> [Aim of the exercise] Repeat each entry as written and leave the images out of the copy.

> [Excerpted data]

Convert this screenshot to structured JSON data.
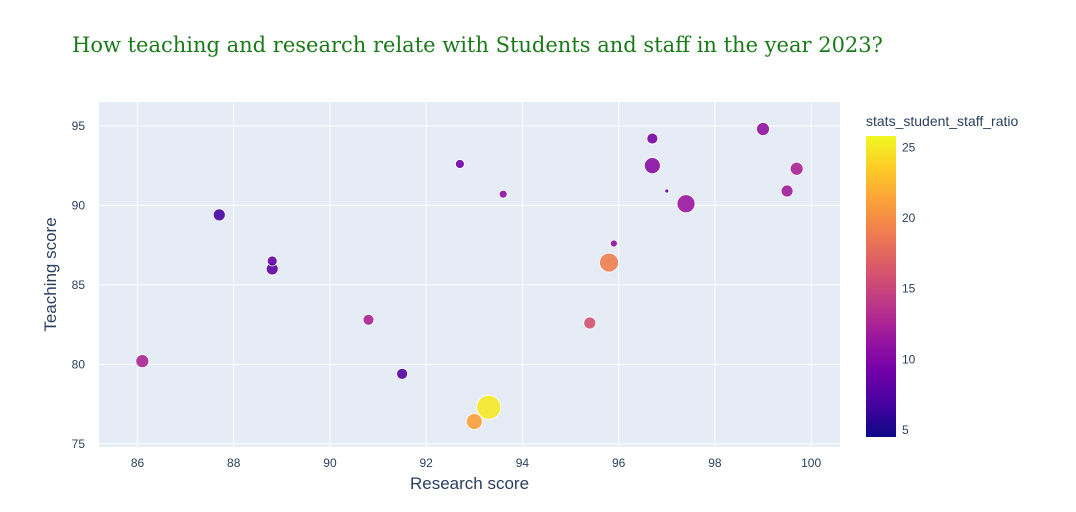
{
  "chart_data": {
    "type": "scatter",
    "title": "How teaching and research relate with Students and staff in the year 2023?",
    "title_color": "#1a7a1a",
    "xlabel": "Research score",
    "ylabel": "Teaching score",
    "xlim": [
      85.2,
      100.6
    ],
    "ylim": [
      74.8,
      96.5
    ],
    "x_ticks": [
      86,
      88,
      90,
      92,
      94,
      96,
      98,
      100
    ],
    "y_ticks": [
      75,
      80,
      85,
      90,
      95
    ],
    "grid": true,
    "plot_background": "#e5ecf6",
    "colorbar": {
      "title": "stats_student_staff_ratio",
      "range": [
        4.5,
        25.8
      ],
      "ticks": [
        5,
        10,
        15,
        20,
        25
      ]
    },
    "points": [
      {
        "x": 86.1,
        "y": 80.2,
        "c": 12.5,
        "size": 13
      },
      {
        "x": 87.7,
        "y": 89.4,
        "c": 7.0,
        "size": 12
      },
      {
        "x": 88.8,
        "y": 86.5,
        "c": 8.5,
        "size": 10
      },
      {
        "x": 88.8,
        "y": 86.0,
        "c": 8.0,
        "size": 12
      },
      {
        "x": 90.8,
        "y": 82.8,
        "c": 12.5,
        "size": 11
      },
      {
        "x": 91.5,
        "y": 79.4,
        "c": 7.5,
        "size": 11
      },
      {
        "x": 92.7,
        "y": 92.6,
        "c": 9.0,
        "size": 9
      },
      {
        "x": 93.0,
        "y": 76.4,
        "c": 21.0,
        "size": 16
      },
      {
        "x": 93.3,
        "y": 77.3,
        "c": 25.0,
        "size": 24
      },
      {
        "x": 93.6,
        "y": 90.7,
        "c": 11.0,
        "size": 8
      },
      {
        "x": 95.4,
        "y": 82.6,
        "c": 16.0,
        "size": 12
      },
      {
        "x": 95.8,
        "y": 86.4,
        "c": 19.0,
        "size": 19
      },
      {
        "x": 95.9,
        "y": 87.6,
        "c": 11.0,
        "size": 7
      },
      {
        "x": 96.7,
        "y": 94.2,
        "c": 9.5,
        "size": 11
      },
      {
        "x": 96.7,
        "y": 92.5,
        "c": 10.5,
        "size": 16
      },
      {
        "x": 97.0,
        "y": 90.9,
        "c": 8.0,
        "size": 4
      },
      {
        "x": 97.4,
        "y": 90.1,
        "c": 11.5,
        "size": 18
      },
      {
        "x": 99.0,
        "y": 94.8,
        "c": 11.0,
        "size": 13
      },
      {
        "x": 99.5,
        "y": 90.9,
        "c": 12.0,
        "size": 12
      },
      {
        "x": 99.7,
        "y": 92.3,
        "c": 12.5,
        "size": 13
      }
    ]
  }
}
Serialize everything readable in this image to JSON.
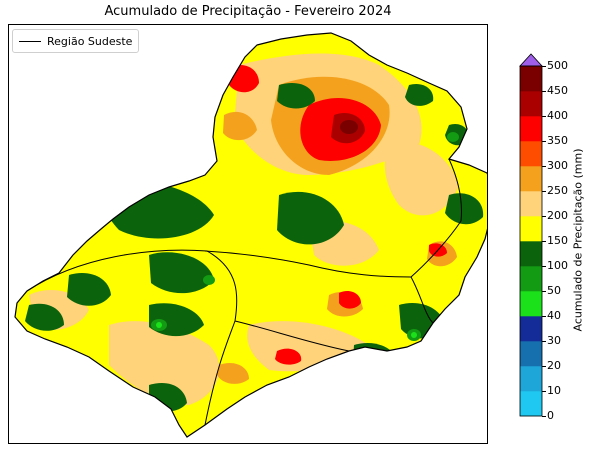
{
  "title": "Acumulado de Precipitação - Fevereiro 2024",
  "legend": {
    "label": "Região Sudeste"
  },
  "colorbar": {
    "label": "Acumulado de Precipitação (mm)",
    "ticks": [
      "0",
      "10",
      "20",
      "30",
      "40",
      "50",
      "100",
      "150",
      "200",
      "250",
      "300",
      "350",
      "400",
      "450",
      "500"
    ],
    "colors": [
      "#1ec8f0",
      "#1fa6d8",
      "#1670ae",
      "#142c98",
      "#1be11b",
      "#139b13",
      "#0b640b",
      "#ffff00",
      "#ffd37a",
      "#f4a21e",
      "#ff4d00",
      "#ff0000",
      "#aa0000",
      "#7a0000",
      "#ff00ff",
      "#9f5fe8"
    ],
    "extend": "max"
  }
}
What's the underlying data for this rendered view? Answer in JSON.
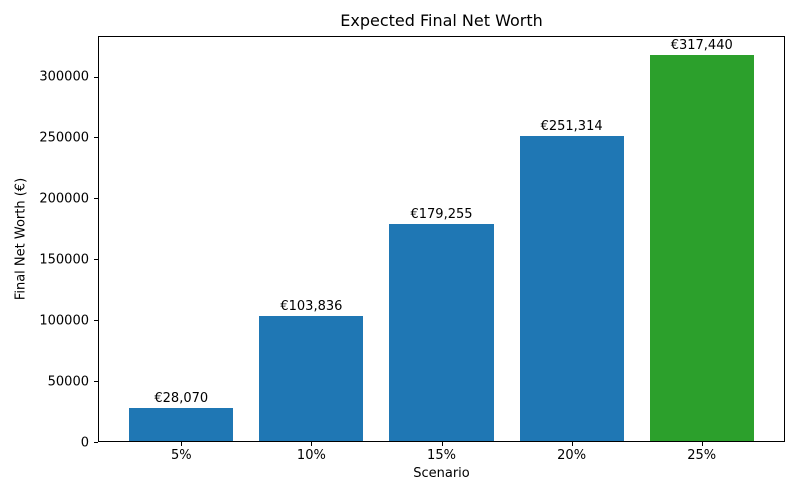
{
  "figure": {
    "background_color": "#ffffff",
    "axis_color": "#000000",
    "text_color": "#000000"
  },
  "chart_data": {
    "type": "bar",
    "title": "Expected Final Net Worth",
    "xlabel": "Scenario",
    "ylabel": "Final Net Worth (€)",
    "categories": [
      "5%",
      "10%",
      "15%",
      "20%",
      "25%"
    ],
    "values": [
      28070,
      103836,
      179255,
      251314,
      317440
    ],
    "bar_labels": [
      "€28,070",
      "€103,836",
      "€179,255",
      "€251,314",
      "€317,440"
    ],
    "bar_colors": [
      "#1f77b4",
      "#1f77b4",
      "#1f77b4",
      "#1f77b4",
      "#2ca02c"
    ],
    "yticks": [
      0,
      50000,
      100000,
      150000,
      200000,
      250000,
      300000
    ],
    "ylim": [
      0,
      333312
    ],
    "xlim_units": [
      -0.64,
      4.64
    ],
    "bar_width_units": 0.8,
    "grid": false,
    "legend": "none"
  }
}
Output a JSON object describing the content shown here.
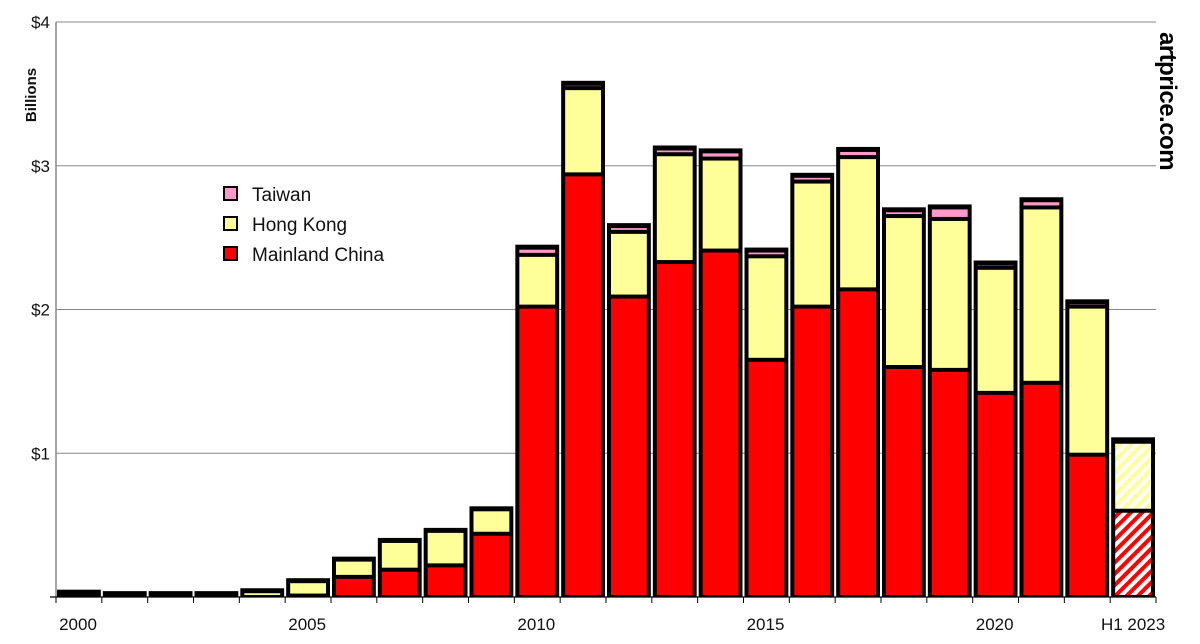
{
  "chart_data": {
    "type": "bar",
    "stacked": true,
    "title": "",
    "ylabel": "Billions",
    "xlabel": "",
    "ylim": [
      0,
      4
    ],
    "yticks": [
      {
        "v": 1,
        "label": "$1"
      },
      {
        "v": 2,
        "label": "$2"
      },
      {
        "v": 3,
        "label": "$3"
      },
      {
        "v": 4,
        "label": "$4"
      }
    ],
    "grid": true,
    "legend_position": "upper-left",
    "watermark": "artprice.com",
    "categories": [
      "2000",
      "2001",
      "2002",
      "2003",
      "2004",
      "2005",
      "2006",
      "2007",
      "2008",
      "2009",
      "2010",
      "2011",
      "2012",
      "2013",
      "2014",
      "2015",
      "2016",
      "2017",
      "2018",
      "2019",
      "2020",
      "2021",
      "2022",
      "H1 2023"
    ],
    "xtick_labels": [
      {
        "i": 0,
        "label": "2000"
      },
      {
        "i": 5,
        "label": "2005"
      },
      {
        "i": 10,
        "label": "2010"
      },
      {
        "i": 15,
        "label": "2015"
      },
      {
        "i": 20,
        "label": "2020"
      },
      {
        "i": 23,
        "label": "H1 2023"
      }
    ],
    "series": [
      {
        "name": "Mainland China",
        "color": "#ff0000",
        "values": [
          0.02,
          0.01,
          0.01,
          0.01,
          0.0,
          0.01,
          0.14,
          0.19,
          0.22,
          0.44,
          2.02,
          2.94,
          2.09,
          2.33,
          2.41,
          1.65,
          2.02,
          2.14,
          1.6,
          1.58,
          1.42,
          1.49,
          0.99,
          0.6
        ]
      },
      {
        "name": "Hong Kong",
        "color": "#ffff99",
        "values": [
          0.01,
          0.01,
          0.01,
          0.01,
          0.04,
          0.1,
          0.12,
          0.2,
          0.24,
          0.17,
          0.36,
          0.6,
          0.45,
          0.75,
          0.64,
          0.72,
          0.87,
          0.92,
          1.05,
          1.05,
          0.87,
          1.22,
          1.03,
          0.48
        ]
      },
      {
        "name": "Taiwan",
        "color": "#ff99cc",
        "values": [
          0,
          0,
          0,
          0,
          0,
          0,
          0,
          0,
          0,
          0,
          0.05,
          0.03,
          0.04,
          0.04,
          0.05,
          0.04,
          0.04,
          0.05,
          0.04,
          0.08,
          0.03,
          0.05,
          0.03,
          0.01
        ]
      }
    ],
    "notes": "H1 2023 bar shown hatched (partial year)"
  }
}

> [Output of the exercise]
Convert this screenshot to structured JSON data.
{
  "chart_data": {
    "type": "scatter",
    "title": "How teaching and research relate with Students and staff in the year 2023?",
    "title_color": "#1a7a1a",
    "xlabel": "Research score",
    "ylabel": "Teaching score",
    "xlim": [
      85.2,
      100.6
    ],
    "ylim": [
      74.8,
      96.5
    ],
    "x_ticks": [
      86,
      88,
      90,
      92,
      94,
      96,
      98,
      100
    ],
    "y_ticks": [
      75,
      80,
      85,
      90,
      95
    ],
    "grid": true,
    "plot_background": "#e5ecf6",
    "colorbar": {
      "title": "stats_student_staff_ratio",
      "range": [
        4.5,
        25.8
      ],
      "ticks": [
        5,
        10,
        15,
        20,
        25
      ]
    },
    "points": [
      {
        "x": 86.1,
        "y": 80.2,
        "c": 12.5,
        "size": 13
      },
      {
        "x": 87.7,
        "y": 89.4,
        "c": 7.0,
        "size": 12
      },
      {
        "x": 88.8,
        "y": 86.5,
        "c": 8.5,
        "size": 10
      },
      {
        "x": 88.8,
        "y": 86.0,
        "c": 8.0,
        "size": 12
      },
      {
        "x": 90.8,
        "y": 82.8,
        "c": 12.5,
        "size": 11
      },
      {
        "x": 91.5,
        "y": 79.4,
        "c": 7.5,
        "size": 11
      },
      {
        "x": 92.7,
        "y": 92.6,
        "c": 9.0,
        "size": 9
      },
      {
        "x": 93.0,
        "y": 76.4,
        "c": 21.0,
        "size": 16
      },
      {
        "x": 93.3,
        "y": 77.3,
        "c": 25.0,
        "size": 24
      },
      {
        "x": 93.6,
        "y": 90.7,
        "c": 11.0,
        "size": 8
      },
      {
        "x": 95.4,
        "y": 82.6,
        "c": 16.0,
        "size": 12
      },
      {
        "x": 95.8,
        "y": 86.4,
        "c": 19.0,
        "size": 19
      },
      {
        "x": 95.9,
        "y": 87.6,
        "c": 11.0,
        "size": 7
      },
      {
        "x": 96.7,
        "y": 94.2,
        "c": 9.5,
        "size": 11
      },
      {
        "x": 96.7,
        "y": 92.5,
        "c": 10.5,
        "size": 16
      },
      {
        "x": 97.0,
        "y": 90.9,
        "c": 8.0,
        "size": 4
      },
      {
        "x": 97.4,
        "y": 90.1,
        "c": 11.5,
        "size": 18
      },
      {
        "x": 99.0,
        "y": 94.8,
        "c": 11.0,
        "size": 13
      },
      {
        "x": 99.5,
        "y": 90.9,
        "c": 12.0,
        "size": 12
      },
      {
        "x": 99.7,
        "y": 92.3,
        "c": 12.5,
        "size": 13
      }
    ]
  }
}
Serialize everything readable in this image to JSON.
{
  "title": "Acumulado de Precipitação - Fevereiro 2024",
  "legend": {
    "label": "Região Sudeste"
  },
  "colorbar": {
    "label": "Acumulado de Precipitação (mm)",
    "ticks": [
      "0",
      "10",
      "20",
      "30",
      "40",
      "50",
      "100",
      "150",
      "200",
      "250",
      "300",
      "350",
      "400",
      "450",
      "500"
    ],
    "colors": [
      "#1ec8f0",
      "#1fa6d8",
      "#1670ae",
      "#142c98",
      "#1be11b",
      "#139b13",
      "#0b640b",
      "#ffff00",
      "#ffd37a",
      "#f4a21e",
      "#ff4d00",
      "#ff0000",
      "#aa0000",
      "#7a0000",
      "#ff00ff",
      "#9f5fe8"
    ],
    "extend": "max"
  }
}
What's the underlying data for this rendered view? Answer in JSON.
{
  "figure": {
    "background_color": "#ffffff",
    "axis_color": "#000000",
    "text_color": "#000000"
  },
  "chart_data": {
    "type": "bar",
    "title": "Expected Final Net Worth",
    "xlabel": "Scenario",
    "ylabel": "Final Net Worth (€)",
    "categories": [
      "5%",
      "10%",
      "15%",
      "20%",
      "25%"
    ],
    "values": [
      28070,
      103836,
      179255,
      251314,
      317440
    ],
    "bar_labels": [
      "€28,070",
      "€103,836",
      "€179,255",
      "€251,314",
      "€317,440"
    ],
    "bar_colors": [
      "#1f77b4",
      "#1f77b4",
      "#1f77b4",
      "#1f77b4",
      "#2ca02c"
    ],
    "yticks": [
      0,
      50000,
      100000,
      150000,
      200000,
      250000,
      300000
    ],
    "ylim": [
      0,
      333312
    ],
    "xlim_units": [
      -0.64,
      4.64
    ],
    "bar_width_units": 0.8,
    "grid": false,
    "legend": "none"
  }
}
Output a JSON object describing the content shown here.
{
  "chart_data": {
    "type": "bar",
    "stacked": true,
    "title": "",
    "ylabel": "Billions",
    "xlabel": "",
    "ylim": [
      0,
      4
    ],
    "yticks": [
      {
        "v": 1,
        "label": "$1"
      },
      {
        "v": 2,
        "label": "$2"
      },
      {
        "v": 3,
        "label": "$3"
      },
      {
        "v": 4,
        "label": "$4"
      }
    ],
    "grid": true,
    "legend_position": "upper-left",
    "watermark": "artprice.com",
    "categories": [
      "2000",
      "2001",
      "2002",
      "2003",
      "2004",
      "2005",
      "2006",
      "2007",
      "2008",
      "2009",
      "2010",
      "2011",
      "2012",
      "2013",
      "2014",
      "2015",
      "2016",
      "2017",
      "2018",
      "2019",
      "2020",
      "2021",
      "2022",
      "H1 2023"
    ],
    "xtick_labels": [
      {
        "i": 0,
        "label": "2000"
      },
      {
        "i": 5,
        "label": "2005"
      },
      {
        "i": 10,
        "label": "2010"
      },
      {
        "i": 15,
        "label": "2015"
      },
      {
        "i": 20,
        "label": "2020"
      },
      {
        "i": 23,
        "label": "H1 2023"
      }
    ],
    "series": [
      {
        "name": "Mainland China",
        "color": "#ff0000",
        "values": [
          0.02,
          0.01,
          0.01,
          0.01,
          0.0,
          0.01,
          0.14,
          0.19,
          0.22,
          0.44,
          2.02,
          2.94,
          2.09,
          2.33,
          2.41,
          1.65,
          2.02,
          2.14,
          1.6,
          1.58,
          1.42,
          1.49,
          0.99,
          0.6
        ]
      },
      {
        "name": "Hong Kong",
        "color": "#ffff99",
        "values": [
          0.01,
          0.01,
          0.01,
          0.01,
          0.04,
          0.1,
          0.12,
          0.2,
          0.24,
          0.17,
          0.36,
          0.6,
          0.45,
          0.75,
          0.64,
          0.72,
          0.87,
          0.92,
          1.05,
          1.05,
          0.87,
          1.22,
          1.03,
          0.48
        ]
      },
      {
        "name": "Taiwan",
        "color": "#ff99cc",
        "values": [
          0,
          0,
          0,
          0,
          0,
          0,
          0,
          0,
          0,
          0,
          0.05,
          0.03,
          0.04,
          0.04,
          0.05,
          0.04,
          0.04,
          0.05,
          0.04,
          0.08,
          0.03,
          0.05,
          0.03,
          0.01
        ]
      }
    ],
    "notes": "H1 2023 bar shown hatched (partial year)"
  }
}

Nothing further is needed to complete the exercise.